▶ [Written instruction]: Repeat the entire listing exactly.
--- START Given information ---
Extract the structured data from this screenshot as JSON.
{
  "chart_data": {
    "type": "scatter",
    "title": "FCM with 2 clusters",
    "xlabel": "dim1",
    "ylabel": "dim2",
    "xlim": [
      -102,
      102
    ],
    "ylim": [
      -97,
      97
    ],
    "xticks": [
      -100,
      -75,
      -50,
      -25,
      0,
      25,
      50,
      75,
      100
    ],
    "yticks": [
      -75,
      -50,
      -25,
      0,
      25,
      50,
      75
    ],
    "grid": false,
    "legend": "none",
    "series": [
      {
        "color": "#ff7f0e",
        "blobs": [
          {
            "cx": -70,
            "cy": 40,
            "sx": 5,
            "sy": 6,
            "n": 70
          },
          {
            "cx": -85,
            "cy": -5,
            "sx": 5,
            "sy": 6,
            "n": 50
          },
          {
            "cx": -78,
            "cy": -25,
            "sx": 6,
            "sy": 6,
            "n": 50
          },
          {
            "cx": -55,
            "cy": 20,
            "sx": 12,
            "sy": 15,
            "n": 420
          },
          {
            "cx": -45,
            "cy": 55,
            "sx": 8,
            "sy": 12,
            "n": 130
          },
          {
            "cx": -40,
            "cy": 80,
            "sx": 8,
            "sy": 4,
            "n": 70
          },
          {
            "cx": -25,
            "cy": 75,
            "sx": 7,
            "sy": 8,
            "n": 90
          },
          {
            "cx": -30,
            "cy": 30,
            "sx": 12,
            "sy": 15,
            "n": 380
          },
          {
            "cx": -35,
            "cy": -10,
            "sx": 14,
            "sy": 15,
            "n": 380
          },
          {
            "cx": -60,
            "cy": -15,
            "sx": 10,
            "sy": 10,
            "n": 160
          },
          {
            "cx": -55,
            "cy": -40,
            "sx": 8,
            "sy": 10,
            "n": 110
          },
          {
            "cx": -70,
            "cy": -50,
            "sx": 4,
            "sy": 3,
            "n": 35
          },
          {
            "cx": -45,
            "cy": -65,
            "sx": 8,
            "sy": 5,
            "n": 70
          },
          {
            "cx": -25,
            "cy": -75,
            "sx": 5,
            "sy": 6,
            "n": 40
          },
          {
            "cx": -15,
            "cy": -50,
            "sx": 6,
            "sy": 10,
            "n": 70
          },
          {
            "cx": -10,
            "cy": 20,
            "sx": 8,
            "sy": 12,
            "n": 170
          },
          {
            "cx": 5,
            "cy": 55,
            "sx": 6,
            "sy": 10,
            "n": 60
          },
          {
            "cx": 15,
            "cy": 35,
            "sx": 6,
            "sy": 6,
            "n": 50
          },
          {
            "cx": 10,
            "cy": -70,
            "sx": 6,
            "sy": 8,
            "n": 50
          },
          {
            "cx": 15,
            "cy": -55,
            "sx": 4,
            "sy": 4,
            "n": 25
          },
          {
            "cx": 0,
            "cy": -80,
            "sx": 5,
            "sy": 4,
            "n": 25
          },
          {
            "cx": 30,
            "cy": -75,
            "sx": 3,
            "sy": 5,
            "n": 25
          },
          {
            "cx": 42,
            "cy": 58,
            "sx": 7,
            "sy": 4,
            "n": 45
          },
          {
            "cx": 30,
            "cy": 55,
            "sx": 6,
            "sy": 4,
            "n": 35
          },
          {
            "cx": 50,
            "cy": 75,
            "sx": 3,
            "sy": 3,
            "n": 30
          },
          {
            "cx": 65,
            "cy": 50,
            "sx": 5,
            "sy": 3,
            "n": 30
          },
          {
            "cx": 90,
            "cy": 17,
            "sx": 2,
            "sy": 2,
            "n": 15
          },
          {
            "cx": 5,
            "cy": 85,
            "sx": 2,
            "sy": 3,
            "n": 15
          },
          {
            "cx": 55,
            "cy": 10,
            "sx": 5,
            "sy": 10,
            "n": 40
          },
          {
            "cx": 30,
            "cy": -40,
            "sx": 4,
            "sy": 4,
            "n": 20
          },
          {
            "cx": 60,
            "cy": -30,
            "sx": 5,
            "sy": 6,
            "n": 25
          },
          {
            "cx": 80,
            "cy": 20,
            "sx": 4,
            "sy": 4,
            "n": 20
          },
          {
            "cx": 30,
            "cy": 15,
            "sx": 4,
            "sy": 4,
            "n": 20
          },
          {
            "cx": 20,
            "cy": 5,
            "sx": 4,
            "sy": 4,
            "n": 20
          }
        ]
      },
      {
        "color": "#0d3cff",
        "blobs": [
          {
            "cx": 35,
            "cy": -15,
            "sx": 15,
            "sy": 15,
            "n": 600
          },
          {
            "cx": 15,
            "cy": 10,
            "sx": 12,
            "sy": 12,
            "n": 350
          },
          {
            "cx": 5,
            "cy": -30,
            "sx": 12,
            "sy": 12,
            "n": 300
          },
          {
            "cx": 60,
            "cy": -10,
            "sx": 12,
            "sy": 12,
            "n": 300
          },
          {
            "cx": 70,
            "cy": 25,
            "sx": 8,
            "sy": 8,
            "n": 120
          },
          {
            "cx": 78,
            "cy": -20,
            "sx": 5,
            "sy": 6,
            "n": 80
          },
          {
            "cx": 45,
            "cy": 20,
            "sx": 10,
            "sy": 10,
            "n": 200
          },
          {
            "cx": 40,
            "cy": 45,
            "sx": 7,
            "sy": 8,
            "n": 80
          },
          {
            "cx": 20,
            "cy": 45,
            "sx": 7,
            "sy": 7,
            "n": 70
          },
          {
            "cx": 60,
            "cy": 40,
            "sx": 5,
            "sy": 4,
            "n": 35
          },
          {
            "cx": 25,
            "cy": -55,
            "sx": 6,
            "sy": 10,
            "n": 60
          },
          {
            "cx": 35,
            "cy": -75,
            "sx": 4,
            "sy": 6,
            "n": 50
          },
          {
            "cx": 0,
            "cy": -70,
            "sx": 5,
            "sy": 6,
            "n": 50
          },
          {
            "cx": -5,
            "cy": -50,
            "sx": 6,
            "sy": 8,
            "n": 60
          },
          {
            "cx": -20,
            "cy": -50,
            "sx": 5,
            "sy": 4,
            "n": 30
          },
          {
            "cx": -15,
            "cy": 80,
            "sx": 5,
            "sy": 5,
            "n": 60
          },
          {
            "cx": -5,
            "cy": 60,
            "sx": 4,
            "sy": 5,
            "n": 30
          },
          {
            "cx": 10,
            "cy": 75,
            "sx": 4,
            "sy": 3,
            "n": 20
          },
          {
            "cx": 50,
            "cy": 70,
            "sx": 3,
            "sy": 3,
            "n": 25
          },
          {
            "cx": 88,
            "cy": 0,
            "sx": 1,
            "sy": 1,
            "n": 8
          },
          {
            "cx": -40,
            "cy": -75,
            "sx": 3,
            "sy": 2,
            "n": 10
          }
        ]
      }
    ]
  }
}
--- END Given information ---
▶ [Task output]:
Extract the structured data from this screenshot as JSON.
{
  "chart_data": {
    "type": "scatter",
    "title": "FCM with 2 clusters",
    "xlabel": "dim1",
    "ylabel": "dim2",
    "xlim": [
      -102,
      102
    ],
    "ylim": [
      -97,
      97
    ],
    "xticks": [
      -100,
      -75,
      -50,
      -25,
      0,
      25,
      50,
      75,
      100
    ],
    "yticks": [
      -75,
      -50,
      -25,
      0,
      25,
      50,
      75
    ],
    "grid": false,
    "legend": "none",
    "series": [
      {
        "color": "#ff7f0e",
        "blobs": [
          {
            "cx": -70,
            "cy": 40,
            "sx": 5,
            "sy": 6,
            "n": 70
          },
          {
            "cx": -85,
            "cy": -5,
            "sx": 5,
            "sy": 6,
            "n": 50
          },
          {
            "cx": -78,
            "cy": -25,
            "sx": 6,
            "sy": 6,
            "n": 50
          },
          {
            "cx": -55,
            "cy": 20,
            "sx": 12,
            "sy": 15,
            "n": 420
          },
          {
            "cx": -45,
            "cy": 55,
            "sx": 8,
            "sy": 12,
            "n": 130
          },
          {
            "cx": -40,
            "cy": 80,
            "sx": 8,
            "sy": 4,
            "n": 70
          },
          {
            "cx": -25,
            "cy": 75,
            "sx": 7,
            "sy": 8,
            "n": 90
          },
          {
            "cx": -30,
            "cy": 30,
            "sx": 12,
            "sy": 15,
            "n": 380
          },
          {
            "cx": -35,
            "cy": -10,
            "sx": 14,
            "sy": 15,
            "n": 380
          },
          {
            "cx": -60,
            "cy": -15,
            "sx": 10,
            "sy": 10,
            "n": 160
          },
          {
            "cx": -55,
            "cy": -40,
            "sx": 8,
            "sy": 10,
            "n": 110
          },
          {
            "cx": -70,
            "cy": -50,
            "sx": 4,
            "sy": 3,
            "n": 35
          },
          {
            "cx": -45,
            "cy": -65,
            "sx": 8,
            "sy": 5,
            "n": 70
          },
          {
            "cx": -25,
            "cy": -75,
            "sx": 5,
            "sy": 6,
            "n": 40
          },
          {
            "cx": -15,
            "cy": -50,
            "sx": 6,
            "sy": 10,
            "n": 70
          },
          {
            "cx": -10,
            "cy": 20,
            "sx": 8,
            "sy": 12,
            "n": 170
          },
          {
            "cx": 5,
            "cy": 55,
            "sx": 6,
            "sy": 10,
            "n": 60
          },
          {
            "cx": 15,
            "cy": 35,
            "sx": 6,
            "sy": 6,
            "n": 50
          },
          {
            "cx": 10,
            "cy": -70,
            "sx": 6,
            "sy": 8,
            "n": 50
          },
          {
            "cx": 15,
            "cy": -55,
            "sx": 4,
            "sy": 4,
            "n": 25
          },
          {
            "cx": 0,
            "cy": -80,
            "sx": 5,
            "sy": 4,
            "n": 25
          },
          {
            "cx": 30,
            "cy": -75,
            "sx": 3,
            "sy": 5,
            "n": 25
          },
          {
            "cx": 42,
            "cy": 58,
            "sx": 7,
            "sy": 4,
            "n": 45
          },
          {
            "cx": 30,
            "cy": 55,
            "sx": 6,
            "sy": 4,
            "n": 35
          },
          {
            "cx": 50,
            "cy": 75,
            "sx": 3,
            "sy": 3,
            "n": 30
          },
          {
            "cx": 65,
            "cy": 50,
            "sx": 5,
            "sy": 3,
            "n": 30
          },
          {
            "cx": 90,
            "cy": 17,
            "sx": 2,
            "sy": 2,
            "n": 15
          },
          {
            "cx": 5,
            "cy": 85,
            "sx": 2,
            "sy": 3,
            "n": 15
          },
          {
            "cx": 55,
            "cy": 10,
            "sx": 5,
            "sy": 10,
            "n": 40
          },
          {
            "cx": 30,
            "cy": -40,
            "sx": 4,
            "sy": 4,
            "n": 20
          },
          {
            "cx": 60,
            "cy": -30,
            "sx": 5,
            "sy": 6,
            "n": 25
          },
          {
            "cx": 80,
            "cy": 20,
            "sx": 4,
            "sy": 4,
            "n": 20
          },
          {
            "cx": 30,
            "cy": 15,
            "sx": 4,
            "sy": 4,
            "n": 20
          },
          {
            "cx": 20,
            "cy": 5,
            "sx": 4,
            "sy": 4,
            "n": 20
          }
        ]
      },
      {
        "color": "#0d3cff",
        "blobs": [
          {
            "cx": 35,
            "cy": -15,
            "sx": 15,
            "sy": 15,
            "n": 600
          },
          {
            "cx": 15,
            "cy": 10,
            "sx": 12,
            "sy": 12,
            "n": 350
          },
          {
            "cx": 5,
            "cy": -30,
            "sx": 12,
            "sy": 12,
            "n": 300
          },
          {
            "cx": 60,
            "cy": -10,
            "sx": 12,
            "sy": 12,
            "n": 300
          },
          {
            "cx": 70,
            "cy": 25,
            "sx": 8,
            "sy": 8,
            "n": 120
          },
          {
            "cx": 78,
            "cy": -20,
            "sx": 5,
            "sy": 6,
            "n": 80
          },
          {
            "cx": 45,
            "cy": 20,
            "sx": 10,
            "sy": 10,
            "n": 200
          },
          {
            "cx": 40,
            "cy": 45,
            "sx": 7,
            "sy": 8,
            "n": 80
          },
          {
            "cx": 20,
            "cy": 45,
            "sx": 7,
            "sy": 7,
            "n": 70
          },
          {
            "cx": 60,
            "cy": 40,
            "sx": 5,
            "sy": 4,
            "n": 35
          },
          {
            "cx": 25,
            "cy": -55,
            "sx": 6,
            "sy": 10,
            "n": 60
          },
          {
            "cx": 35,
            "cy": -75,
            "sx": 4,
            "sy": 6,
            "n": 50
          },
          {
            "cx": 0,
            "cy": -70,
            "sx": 5,
            "sy": 6,
            "n": 50
          },
          {
            "cx": -5,
            "cy": -50,
            "sx": 6,
            "sy": 8,
            "n": 60
          },
          {
            "cx": -20,
            "cy": -50,
            "sx": 5,
            "sy": 4,
            "n": 30
          },
          {
            "cx": -15,
            "cy": 80,
            "sx": 5,
            "sy": 5,
            "n": 60
          },
          {
            "cx": -5,
            "cy": 60,
            "sx": 4,
            "sy": 5,
            "n": 30
          },
          {
            "cx": 10,
            "cy": 75,
            "sx": 4,
            "sy": 3,
            "n": 20
          },
          {
            "cx": 50,
            "cy": 70,
            "sx": 3,
            "sy": 3,
            "n": 25
          },
          {
            "cx": 88,
            "cy": 0,
            "sx": 1,
            "sy": 1,
            "n": 8
          },
          {
            "cx": -40,
            "cy": -75,
            "sx": 3,
            "sy": 2,
            "n": 10
          }
        ]
      }
    ]
  }
}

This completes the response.